• _Given exercise_
Extract all lines from the data beneath that include the word "LIITE".

BEGIN Records provided

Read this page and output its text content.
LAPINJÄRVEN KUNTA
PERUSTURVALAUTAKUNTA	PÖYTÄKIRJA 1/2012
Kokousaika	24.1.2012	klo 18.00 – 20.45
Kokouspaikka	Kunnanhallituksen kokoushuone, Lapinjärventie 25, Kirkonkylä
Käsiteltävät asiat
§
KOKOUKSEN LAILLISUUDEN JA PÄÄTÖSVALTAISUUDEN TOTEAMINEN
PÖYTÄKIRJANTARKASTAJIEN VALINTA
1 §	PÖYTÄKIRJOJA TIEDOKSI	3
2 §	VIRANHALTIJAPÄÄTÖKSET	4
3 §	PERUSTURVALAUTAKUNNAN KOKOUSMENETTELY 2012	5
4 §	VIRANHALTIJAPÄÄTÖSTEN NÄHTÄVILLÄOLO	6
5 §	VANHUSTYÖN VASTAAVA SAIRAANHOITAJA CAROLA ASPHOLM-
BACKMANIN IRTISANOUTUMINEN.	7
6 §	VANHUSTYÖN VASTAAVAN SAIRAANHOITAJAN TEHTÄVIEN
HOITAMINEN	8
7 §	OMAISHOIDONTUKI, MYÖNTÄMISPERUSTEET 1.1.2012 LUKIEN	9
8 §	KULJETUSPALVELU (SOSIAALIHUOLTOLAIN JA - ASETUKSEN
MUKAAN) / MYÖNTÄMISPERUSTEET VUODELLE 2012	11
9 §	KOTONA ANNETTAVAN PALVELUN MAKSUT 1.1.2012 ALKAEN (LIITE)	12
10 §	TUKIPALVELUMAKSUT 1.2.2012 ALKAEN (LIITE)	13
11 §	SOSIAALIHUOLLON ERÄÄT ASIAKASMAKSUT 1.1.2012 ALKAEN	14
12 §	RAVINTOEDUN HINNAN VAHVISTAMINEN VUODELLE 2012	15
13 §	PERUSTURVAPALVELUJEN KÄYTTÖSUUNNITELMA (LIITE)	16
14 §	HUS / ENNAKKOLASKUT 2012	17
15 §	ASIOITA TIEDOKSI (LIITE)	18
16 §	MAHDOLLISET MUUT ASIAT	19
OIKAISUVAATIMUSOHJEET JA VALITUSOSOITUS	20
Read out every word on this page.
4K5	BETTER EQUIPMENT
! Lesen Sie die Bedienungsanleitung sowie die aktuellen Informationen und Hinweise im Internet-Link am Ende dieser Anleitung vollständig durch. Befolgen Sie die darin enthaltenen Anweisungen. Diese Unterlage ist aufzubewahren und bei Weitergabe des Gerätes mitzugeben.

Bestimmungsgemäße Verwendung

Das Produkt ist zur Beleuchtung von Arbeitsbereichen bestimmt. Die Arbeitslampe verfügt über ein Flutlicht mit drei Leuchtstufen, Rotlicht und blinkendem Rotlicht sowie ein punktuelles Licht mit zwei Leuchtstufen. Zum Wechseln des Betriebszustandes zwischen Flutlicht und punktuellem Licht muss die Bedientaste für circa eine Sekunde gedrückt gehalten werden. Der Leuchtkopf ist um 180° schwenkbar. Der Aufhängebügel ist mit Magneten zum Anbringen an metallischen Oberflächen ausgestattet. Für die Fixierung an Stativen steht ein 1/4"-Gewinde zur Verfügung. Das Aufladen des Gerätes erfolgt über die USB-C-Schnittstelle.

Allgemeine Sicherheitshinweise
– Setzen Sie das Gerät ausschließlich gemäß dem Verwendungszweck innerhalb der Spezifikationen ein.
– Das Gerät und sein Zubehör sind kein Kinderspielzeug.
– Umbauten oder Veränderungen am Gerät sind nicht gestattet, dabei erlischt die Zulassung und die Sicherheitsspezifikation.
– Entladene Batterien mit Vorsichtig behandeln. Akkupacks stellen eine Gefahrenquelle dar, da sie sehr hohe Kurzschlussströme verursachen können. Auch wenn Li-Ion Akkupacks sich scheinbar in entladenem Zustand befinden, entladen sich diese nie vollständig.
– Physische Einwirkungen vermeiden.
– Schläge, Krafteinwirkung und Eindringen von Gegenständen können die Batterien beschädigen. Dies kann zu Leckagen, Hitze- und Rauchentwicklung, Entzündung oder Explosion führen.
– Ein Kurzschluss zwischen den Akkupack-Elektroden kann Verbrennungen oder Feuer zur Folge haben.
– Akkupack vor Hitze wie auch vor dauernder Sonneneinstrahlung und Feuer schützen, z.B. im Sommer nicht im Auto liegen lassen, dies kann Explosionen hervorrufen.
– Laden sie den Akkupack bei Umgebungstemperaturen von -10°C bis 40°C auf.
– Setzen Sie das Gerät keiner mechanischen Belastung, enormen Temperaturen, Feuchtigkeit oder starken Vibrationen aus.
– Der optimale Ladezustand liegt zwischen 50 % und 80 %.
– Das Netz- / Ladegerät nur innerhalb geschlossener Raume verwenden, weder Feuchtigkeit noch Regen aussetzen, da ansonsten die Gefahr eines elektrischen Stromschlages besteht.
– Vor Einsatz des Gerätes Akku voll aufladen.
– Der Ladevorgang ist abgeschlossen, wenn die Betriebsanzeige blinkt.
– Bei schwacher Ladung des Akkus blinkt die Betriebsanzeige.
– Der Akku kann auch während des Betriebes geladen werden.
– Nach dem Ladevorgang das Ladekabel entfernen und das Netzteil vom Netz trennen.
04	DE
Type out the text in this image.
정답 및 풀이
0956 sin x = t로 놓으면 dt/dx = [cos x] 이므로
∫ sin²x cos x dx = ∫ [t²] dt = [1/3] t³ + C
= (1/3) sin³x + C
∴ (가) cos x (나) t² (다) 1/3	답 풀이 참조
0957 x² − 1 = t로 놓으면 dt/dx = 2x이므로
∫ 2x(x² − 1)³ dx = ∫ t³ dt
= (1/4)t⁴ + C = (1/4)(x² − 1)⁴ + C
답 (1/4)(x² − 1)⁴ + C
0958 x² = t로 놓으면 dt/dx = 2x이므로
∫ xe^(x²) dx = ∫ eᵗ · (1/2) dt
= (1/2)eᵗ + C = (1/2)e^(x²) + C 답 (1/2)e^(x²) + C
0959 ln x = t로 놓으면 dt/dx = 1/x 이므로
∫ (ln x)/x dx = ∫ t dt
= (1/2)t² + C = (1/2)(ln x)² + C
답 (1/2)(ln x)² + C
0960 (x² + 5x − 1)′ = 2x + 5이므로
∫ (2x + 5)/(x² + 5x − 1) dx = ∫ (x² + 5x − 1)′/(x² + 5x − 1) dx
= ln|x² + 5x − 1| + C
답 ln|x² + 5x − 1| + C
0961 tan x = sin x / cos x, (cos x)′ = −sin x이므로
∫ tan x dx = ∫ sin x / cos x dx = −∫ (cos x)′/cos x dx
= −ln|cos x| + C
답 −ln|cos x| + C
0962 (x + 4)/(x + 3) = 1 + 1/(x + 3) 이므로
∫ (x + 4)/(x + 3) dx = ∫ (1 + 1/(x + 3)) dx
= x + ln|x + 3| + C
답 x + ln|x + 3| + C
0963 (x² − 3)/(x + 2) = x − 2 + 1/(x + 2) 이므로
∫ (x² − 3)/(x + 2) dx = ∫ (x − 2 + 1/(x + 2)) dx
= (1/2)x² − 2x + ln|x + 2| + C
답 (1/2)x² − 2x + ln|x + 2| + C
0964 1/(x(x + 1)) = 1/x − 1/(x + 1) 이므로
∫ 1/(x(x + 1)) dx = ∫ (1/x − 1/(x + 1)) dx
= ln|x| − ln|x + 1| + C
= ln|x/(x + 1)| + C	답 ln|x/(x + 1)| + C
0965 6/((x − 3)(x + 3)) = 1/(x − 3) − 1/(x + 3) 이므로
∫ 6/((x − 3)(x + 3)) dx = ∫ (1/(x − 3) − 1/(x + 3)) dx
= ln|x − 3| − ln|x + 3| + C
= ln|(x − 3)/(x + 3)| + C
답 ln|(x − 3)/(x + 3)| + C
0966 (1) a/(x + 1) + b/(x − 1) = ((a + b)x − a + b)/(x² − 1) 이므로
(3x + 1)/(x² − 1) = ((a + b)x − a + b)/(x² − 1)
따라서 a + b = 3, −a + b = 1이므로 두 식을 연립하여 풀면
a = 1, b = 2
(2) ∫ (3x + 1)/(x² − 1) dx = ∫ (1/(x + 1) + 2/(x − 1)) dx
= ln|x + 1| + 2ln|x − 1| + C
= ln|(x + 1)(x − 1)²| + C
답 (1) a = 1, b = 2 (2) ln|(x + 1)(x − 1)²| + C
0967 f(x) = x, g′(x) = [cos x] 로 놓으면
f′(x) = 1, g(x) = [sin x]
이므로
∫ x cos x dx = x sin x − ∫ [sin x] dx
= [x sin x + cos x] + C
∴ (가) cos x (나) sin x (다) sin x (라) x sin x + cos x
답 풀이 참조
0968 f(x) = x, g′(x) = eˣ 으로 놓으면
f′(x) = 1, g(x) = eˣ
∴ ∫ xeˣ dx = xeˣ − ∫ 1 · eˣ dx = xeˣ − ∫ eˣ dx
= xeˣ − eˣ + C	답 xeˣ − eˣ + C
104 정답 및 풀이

END Records provided

• _Response_
9 §	KOTONA ANNETTAVAN PALVELUN MAKSUT 1.1.2012 ALKAEN (LIITE)	12
10 §	TUKIPALVELUMAKSUT 1.2.2012 ALKAEN (LIITE)	13
13 §	PERUSTURVAPALVELUJEN KÄYTTÖSUUNNITELMA (LIITE)	16
15 §	ASIOITA TIEDOKSI (LIITE)	18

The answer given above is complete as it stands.